[Data records]
····················
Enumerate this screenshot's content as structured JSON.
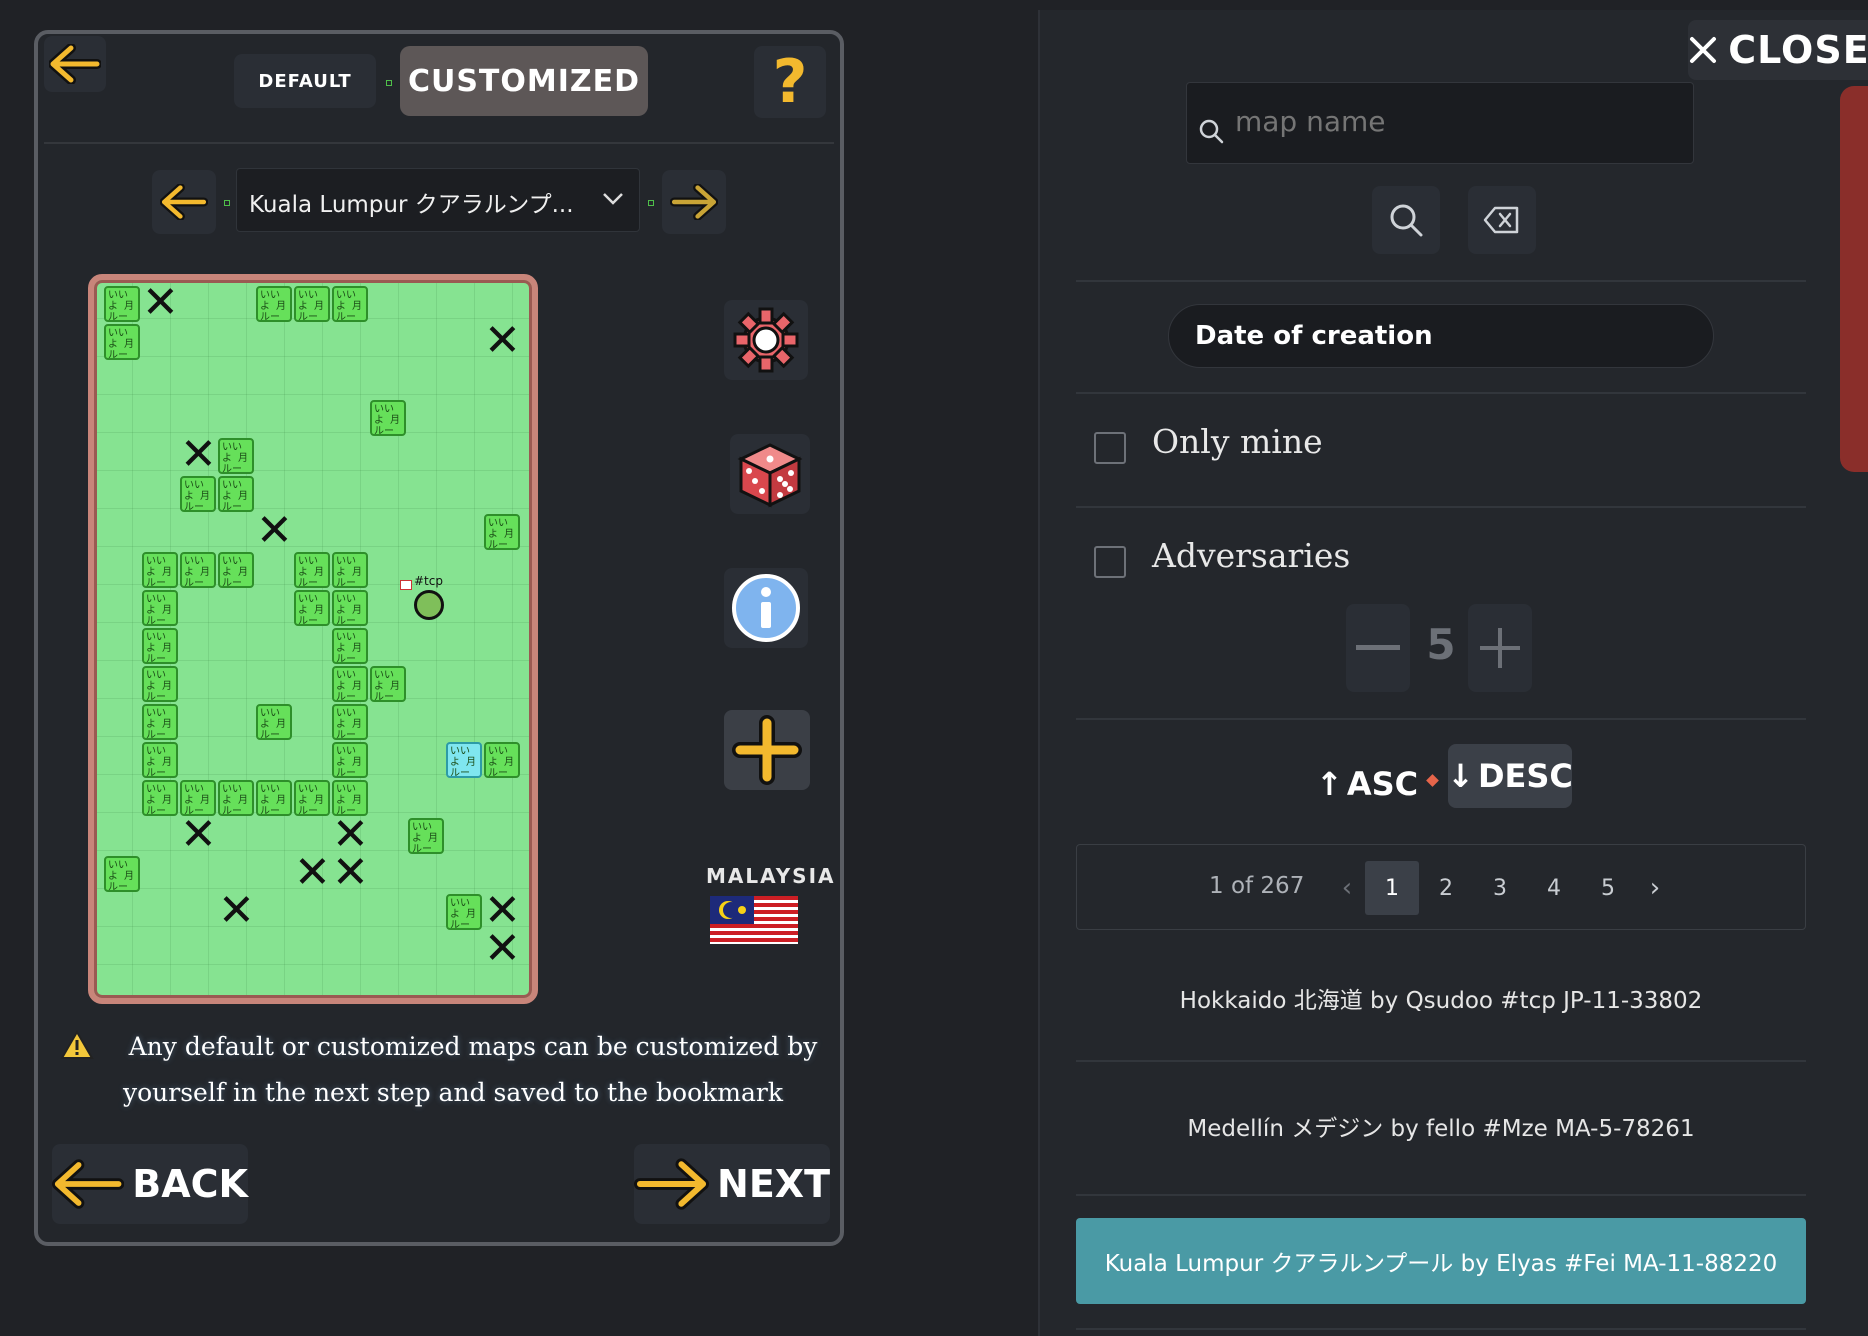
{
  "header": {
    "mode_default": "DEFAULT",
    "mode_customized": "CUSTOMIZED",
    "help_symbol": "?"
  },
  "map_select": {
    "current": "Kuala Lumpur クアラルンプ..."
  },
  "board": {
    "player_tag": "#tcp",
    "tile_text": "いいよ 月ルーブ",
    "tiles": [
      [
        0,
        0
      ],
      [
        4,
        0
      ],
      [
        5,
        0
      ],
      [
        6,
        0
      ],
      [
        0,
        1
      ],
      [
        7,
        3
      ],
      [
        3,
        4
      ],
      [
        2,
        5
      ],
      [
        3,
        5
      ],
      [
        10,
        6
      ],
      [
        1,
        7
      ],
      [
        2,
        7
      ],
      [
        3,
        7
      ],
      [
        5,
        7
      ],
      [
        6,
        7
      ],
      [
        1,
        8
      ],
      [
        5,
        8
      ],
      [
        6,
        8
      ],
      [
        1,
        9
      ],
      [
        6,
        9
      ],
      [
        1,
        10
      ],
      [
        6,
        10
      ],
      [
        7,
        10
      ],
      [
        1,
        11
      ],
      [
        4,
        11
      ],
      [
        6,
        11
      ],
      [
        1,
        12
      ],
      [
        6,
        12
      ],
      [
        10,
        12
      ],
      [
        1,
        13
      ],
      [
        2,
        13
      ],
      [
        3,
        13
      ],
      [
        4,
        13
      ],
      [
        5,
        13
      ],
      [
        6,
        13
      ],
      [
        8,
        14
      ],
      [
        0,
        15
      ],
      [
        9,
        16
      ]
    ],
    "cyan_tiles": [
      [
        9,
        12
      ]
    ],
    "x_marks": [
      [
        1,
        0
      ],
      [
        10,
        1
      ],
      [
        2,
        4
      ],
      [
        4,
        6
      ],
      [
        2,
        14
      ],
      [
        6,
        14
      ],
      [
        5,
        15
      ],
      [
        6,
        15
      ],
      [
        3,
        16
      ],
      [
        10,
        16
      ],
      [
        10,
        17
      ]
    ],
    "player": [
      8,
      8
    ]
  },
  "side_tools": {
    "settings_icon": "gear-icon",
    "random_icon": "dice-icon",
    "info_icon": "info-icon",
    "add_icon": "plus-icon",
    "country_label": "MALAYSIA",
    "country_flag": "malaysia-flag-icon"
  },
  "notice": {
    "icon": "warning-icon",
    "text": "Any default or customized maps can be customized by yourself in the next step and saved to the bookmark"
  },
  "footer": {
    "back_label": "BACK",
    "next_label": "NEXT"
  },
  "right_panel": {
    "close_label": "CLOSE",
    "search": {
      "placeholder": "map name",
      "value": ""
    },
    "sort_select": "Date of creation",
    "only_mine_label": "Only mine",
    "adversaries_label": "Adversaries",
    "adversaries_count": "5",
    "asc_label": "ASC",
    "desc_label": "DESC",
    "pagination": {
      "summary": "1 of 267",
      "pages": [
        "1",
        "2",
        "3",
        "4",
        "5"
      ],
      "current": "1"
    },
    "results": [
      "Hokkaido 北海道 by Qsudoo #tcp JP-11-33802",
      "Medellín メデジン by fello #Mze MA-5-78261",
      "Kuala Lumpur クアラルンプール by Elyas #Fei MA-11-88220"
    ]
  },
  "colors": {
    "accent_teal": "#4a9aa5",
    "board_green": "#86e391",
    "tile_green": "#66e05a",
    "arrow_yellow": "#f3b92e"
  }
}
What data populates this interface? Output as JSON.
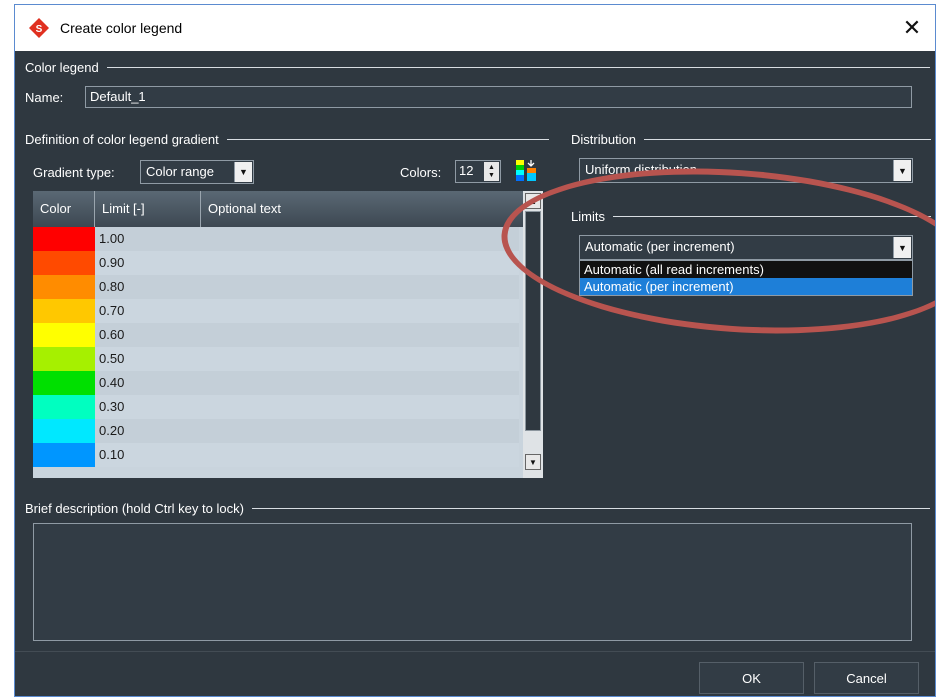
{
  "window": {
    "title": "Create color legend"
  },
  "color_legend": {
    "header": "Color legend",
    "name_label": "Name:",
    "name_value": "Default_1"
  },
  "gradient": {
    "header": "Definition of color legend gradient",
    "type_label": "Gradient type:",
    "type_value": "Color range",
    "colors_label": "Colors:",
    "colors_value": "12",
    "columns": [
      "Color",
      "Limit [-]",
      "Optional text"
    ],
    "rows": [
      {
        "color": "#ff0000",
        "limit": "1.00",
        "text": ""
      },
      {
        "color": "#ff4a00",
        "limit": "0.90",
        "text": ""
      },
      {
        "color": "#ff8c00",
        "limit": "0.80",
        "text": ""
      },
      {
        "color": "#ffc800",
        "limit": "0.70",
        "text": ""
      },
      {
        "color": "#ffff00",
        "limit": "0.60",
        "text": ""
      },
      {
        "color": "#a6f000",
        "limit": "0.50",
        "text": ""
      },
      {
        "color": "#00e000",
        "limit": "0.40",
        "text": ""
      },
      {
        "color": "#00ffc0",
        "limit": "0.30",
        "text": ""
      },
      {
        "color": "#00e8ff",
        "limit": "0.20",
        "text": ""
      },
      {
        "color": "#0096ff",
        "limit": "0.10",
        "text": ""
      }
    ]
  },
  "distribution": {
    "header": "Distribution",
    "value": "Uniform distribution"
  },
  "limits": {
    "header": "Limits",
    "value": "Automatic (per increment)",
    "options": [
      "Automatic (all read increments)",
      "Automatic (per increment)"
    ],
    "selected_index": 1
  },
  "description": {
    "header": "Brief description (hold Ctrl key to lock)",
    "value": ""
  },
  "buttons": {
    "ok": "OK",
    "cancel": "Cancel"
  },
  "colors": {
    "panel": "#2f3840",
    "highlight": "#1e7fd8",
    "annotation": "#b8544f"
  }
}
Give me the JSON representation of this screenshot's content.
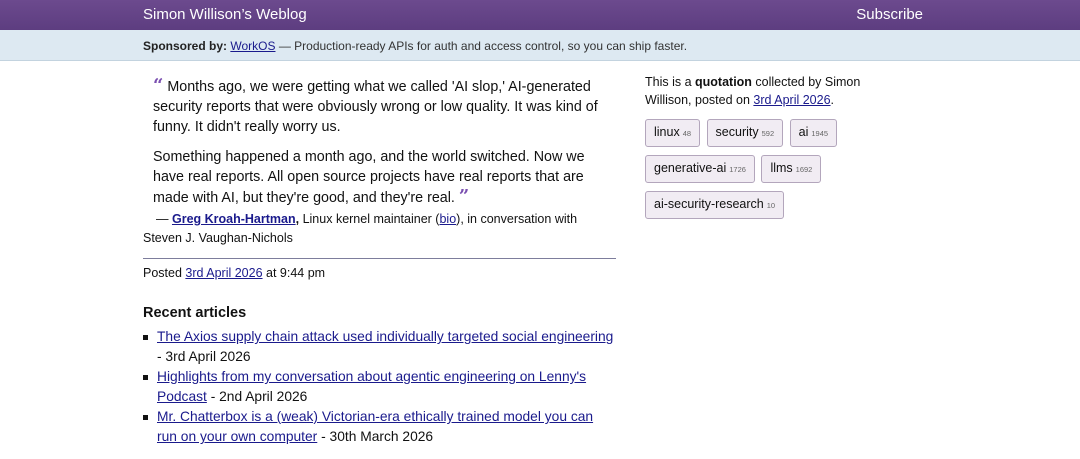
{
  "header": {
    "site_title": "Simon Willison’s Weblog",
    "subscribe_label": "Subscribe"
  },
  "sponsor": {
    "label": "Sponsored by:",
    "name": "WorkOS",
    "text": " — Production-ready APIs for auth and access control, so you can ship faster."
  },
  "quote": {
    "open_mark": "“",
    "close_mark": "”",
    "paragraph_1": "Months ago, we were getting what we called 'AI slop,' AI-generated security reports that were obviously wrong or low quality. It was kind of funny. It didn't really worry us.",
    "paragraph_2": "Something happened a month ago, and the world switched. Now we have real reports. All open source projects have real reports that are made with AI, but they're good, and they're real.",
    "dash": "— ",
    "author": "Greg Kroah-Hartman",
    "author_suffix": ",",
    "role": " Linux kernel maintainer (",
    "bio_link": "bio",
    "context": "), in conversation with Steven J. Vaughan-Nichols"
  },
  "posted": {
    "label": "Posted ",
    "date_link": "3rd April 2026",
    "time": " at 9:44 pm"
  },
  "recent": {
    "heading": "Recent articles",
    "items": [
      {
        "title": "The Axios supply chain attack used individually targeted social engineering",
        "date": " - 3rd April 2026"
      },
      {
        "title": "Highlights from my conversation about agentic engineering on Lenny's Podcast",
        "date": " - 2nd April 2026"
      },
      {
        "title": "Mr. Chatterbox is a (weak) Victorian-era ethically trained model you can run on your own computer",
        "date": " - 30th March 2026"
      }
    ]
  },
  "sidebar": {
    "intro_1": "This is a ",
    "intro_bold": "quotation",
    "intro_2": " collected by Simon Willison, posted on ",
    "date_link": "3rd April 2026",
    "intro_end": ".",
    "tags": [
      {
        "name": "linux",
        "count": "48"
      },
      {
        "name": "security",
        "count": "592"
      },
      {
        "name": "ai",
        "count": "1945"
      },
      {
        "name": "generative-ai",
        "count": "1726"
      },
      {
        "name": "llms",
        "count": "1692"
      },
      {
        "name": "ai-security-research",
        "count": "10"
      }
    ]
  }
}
····················
→ **GOAL**
Copy each line of the listing in which the word "content" can be found.

→ **REPLY**
Enumerate this screenshot's content as structured JSON.
Give me the JSON representation of this screenshot's content.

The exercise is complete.